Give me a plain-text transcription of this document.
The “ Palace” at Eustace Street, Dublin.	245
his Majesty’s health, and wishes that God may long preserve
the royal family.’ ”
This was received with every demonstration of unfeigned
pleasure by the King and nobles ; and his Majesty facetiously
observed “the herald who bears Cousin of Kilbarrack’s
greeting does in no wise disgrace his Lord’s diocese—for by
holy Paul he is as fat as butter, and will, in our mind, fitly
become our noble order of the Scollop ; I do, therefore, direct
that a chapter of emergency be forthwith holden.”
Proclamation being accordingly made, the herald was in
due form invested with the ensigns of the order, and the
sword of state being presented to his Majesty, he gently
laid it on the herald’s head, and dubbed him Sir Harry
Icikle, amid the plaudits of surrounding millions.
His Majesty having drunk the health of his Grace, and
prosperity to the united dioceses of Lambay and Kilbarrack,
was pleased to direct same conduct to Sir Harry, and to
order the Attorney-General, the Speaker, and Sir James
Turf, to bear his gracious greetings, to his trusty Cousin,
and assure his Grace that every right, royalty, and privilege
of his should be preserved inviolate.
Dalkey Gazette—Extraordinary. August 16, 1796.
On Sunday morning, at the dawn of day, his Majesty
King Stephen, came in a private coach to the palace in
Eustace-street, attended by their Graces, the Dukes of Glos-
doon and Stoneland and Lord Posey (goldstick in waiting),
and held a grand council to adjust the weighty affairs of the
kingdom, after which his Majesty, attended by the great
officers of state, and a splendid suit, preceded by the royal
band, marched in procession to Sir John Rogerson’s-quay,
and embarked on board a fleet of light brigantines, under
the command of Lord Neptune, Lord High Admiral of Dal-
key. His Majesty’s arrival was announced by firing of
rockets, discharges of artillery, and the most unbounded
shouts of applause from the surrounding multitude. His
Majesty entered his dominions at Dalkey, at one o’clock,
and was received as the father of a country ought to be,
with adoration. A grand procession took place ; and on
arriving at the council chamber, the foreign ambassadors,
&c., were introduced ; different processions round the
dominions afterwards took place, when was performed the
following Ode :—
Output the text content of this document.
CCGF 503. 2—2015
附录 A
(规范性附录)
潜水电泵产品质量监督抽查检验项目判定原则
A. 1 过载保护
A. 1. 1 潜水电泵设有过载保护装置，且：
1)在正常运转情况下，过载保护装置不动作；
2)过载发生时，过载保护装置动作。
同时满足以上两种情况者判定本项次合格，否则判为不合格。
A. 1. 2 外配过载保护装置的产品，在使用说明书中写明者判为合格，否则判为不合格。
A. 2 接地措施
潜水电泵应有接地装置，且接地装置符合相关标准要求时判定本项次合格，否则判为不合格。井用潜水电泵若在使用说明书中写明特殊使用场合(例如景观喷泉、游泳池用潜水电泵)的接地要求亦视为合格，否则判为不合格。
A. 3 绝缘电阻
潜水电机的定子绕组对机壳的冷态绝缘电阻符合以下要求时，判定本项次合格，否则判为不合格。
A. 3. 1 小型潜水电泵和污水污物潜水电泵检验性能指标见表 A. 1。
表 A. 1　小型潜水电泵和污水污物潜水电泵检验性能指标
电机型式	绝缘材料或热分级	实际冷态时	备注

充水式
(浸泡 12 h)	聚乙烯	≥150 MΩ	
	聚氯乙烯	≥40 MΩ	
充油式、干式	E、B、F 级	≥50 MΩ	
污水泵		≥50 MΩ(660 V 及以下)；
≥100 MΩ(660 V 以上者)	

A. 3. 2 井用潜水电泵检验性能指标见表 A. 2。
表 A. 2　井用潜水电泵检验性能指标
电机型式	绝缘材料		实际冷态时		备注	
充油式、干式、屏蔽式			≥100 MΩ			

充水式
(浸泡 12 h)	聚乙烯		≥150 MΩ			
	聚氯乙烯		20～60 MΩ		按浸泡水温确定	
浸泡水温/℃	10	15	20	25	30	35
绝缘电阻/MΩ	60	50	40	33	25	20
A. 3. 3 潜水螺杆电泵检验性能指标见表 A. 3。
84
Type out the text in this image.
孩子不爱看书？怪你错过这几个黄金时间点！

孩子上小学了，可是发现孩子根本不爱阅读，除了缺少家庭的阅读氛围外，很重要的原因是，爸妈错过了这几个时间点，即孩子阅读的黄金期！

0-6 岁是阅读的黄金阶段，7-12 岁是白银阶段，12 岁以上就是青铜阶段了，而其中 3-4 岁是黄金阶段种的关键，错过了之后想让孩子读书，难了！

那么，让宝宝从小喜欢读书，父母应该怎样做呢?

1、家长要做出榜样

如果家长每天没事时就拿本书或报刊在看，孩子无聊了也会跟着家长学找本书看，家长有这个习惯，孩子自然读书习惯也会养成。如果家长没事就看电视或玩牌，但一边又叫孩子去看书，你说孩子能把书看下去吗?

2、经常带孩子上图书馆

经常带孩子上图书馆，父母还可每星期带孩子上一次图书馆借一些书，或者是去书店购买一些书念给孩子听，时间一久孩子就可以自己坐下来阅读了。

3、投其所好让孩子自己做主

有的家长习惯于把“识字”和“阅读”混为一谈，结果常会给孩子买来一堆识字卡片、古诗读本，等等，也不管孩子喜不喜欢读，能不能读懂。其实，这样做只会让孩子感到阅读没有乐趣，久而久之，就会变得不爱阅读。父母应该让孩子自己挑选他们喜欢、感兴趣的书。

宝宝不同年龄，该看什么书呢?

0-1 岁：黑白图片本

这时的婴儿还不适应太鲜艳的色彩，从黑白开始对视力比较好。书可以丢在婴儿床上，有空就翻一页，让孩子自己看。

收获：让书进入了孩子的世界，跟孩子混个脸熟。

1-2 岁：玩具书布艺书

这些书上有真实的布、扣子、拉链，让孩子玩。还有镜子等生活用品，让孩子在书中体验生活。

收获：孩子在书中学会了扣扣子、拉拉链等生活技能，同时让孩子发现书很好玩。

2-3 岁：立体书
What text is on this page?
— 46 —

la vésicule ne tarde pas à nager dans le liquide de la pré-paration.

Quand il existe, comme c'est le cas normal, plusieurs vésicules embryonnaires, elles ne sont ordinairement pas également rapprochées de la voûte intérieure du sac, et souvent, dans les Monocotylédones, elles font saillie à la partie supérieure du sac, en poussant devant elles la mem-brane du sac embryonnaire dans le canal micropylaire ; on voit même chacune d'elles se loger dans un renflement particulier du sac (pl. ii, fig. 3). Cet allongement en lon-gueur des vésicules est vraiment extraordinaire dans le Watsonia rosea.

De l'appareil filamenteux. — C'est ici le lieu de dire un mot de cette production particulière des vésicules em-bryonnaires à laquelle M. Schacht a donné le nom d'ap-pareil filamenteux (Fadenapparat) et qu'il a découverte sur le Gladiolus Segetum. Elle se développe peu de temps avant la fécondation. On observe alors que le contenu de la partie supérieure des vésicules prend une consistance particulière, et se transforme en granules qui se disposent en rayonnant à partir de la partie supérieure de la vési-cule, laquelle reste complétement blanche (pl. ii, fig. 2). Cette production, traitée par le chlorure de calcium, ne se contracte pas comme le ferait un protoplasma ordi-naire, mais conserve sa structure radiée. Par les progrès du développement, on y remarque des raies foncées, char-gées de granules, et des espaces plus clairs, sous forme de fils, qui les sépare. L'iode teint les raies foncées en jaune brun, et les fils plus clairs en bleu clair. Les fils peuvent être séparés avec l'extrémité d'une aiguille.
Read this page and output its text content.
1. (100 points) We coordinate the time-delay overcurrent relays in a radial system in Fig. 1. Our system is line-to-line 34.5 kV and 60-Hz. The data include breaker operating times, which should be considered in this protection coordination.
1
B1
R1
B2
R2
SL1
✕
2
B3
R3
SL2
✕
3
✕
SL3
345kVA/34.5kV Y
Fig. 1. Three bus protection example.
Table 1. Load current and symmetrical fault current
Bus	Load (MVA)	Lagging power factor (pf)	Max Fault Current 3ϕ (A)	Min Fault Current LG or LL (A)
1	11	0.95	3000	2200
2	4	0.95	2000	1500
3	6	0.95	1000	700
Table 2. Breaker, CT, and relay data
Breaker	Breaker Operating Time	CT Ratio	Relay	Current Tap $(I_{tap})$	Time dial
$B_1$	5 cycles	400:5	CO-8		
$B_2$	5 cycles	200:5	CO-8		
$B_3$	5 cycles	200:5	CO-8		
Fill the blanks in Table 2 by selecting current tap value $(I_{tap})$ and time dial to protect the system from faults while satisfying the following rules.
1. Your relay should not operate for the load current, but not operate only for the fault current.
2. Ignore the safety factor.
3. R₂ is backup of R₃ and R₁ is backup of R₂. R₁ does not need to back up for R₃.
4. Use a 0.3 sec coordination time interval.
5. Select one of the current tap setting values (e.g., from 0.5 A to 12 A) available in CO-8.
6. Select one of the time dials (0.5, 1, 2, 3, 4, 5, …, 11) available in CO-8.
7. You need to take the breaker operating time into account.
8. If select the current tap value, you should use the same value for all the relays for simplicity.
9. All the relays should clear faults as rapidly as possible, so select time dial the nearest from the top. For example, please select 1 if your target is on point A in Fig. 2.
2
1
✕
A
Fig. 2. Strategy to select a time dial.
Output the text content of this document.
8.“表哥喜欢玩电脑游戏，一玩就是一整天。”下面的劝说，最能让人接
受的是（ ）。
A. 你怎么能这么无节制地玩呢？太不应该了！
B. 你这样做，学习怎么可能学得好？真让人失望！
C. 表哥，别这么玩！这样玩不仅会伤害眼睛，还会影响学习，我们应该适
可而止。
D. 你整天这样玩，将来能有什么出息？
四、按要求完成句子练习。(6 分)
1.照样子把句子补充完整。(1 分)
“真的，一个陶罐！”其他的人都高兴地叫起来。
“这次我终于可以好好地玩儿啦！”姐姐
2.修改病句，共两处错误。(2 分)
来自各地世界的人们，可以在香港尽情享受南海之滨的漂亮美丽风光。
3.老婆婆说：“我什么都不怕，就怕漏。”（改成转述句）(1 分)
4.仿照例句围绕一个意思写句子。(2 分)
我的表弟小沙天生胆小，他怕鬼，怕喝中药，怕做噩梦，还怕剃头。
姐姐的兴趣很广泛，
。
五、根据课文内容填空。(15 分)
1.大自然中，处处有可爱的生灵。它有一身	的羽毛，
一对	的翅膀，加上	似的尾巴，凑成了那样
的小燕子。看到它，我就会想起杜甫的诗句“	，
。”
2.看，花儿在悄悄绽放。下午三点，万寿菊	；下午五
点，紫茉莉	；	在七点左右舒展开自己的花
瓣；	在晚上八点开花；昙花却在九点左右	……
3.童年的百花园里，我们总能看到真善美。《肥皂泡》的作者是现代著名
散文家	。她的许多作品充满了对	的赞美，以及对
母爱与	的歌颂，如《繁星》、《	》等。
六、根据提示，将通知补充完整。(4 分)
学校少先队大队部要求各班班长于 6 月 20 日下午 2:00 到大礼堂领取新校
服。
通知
....................
Task brief
Copy each line of the records containing the string "protection".

Output of the task
1. (100 points) We coordinate the time-delay overcurrent relays in a radial system in Fig. 1. Our system is line-to-line 34.5 kV and 60-Hz. The data include breaker operating times, which should be considered in this protection coordination.
Fig. 1. Three bus protection example.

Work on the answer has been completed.